### DO THIS
From the records below, give the number of lines that contain the string "Хабаровск", without any other text.

### MATERIAL SHOWN
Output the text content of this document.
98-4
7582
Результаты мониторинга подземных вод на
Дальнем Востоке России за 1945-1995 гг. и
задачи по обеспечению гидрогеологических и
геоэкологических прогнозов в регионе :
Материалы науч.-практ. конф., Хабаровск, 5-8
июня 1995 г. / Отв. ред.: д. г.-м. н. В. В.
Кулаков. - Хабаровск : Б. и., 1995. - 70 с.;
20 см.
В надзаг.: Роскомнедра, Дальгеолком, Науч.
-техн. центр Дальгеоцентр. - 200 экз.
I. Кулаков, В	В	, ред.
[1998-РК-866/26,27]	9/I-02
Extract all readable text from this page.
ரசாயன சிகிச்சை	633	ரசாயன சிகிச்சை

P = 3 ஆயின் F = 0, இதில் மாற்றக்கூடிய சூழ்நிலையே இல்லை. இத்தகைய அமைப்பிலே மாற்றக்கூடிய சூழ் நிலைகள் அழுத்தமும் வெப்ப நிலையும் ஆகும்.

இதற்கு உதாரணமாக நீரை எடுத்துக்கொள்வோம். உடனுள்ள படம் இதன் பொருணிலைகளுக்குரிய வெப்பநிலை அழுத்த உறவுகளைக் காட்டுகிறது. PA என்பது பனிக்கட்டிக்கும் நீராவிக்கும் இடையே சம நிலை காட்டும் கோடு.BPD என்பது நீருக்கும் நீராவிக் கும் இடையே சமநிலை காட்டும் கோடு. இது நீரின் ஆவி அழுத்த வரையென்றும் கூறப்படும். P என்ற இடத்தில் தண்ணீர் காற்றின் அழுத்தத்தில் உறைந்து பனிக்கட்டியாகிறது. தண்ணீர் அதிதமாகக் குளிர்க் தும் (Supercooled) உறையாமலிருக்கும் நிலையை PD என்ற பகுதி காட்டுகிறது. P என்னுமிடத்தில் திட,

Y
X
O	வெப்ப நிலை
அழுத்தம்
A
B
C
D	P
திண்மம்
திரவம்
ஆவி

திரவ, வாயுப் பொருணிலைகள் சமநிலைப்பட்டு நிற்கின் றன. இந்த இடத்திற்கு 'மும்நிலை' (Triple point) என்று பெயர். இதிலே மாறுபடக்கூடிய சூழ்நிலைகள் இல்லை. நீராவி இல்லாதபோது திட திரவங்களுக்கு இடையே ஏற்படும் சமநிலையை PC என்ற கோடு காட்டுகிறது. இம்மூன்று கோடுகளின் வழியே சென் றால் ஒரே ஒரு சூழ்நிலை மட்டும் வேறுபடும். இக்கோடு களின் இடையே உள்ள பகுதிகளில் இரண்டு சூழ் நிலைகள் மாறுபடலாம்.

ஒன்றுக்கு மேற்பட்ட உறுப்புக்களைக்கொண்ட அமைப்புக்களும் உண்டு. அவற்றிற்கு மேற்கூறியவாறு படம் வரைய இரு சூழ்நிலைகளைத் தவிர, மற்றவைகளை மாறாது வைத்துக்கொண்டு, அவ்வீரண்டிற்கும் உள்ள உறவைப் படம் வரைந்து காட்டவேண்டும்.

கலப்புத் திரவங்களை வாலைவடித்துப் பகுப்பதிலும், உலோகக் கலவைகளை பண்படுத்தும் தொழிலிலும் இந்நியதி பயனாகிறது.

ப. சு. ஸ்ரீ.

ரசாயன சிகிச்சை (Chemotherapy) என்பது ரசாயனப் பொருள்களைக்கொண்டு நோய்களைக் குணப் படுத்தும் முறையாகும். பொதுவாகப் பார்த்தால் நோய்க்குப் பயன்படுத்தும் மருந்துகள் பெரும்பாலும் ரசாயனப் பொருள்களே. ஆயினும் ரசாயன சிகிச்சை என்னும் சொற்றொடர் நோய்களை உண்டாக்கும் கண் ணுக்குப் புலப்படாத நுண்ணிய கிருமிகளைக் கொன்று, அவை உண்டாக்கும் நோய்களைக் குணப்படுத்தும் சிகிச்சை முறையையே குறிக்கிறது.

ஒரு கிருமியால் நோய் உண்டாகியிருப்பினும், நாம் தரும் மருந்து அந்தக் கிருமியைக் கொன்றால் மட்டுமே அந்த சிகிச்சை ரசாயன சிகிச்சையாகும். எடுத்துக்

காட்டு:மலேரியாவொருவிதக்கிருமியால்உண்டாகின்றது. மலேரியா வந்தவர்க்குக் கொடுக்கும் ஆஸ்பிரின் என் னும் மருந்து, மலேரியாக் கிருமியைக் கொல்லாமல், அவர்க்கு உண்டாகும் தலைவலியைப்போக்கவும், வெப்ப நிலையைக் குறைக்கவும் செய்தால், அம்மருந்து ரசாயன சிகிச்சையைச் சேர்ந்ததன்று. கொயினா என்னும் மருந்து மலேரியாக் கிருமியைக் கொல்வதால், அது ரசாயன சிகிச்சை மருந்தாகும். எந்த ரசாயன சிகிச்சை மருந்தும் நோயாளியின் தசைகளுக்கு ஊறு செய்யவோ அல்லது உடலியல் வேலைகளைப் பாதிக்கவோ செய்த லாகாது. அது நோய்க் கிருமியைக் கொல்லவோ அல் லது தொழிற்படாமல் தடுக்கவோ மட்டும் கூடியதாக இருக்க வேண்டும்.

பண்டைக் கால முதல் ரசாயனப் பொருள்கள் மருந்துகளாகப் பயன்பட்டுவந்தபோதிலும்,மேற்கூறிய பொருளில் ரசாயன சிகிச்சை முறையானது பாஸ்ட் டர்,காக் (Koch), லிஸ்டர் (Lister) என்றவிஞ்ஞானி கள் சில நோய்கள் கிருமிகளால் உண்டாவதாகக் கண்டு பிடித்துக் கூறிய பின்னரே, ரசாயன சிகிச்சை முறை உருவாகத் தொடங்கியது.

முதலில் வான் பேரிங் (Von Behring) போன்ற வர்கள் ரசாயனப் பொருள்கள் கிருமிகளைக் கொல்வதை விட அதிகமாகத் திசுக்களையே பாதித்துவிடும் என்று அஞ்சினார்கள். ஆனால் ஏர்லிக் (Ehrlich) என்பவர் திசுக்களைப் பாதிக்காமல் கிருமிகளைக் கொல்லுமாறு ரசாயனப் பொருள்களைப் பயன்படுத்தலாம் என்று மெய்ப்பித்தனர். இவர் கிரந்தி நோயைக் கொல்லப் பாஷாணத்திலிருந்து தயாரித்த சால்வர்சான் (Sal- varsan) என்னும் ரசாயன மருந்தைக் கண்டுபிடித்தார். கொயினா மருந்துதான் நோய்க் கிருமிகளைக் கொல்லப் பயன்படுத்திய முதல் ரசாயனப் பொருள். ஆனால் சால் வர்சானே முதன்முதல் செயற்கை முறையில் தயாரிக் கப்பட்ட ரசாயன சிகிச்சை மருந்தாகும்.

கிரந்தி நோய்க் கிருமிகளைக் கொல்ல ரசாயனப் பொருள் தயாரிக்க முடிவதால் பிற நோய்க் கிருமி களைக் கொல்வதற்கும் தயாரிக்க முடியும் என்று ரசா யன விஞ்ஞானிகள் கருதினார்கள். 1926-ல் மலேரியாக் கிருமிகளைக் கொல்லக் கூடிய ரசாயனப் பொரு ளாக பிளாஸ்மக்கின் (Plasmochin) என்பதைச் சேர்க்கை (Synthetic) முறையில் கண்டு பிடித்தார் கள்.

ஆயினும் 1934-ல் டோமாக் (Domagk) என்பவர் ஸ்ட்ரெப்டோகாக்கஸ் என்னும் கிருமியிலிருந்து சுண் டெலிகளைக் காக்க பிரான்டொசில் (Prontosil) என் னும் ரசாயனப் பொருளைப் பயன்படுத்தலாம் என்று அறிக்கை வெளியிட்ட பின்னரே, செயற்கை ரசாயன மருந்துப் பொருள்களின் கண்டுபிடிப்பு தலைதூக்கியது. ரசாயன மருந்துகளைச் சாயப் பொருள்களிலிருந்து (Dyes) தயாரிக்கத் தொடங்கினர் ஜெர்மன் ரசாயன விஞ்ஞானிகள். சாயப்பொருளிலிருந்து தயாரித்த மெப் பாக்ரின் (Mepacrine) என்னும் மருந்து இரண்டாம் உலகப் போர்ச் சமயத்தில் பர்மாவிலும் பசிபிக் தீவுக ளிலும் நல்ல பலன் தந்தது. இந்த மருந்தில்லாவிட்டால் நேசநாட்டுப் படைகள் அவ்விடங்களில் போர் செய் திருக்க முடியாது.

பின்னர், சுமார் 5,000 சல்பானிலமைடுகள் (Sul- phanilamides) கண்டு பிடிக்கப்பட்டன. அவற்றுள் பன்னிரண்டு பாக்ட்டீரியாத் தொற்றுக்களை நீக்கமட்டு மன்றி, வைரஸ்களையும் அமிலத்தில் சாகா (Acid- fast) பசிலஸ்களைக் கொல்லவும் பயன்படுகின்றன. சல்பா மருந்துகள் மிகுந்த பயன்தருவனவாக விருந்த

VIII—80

### FULL ANSWER
2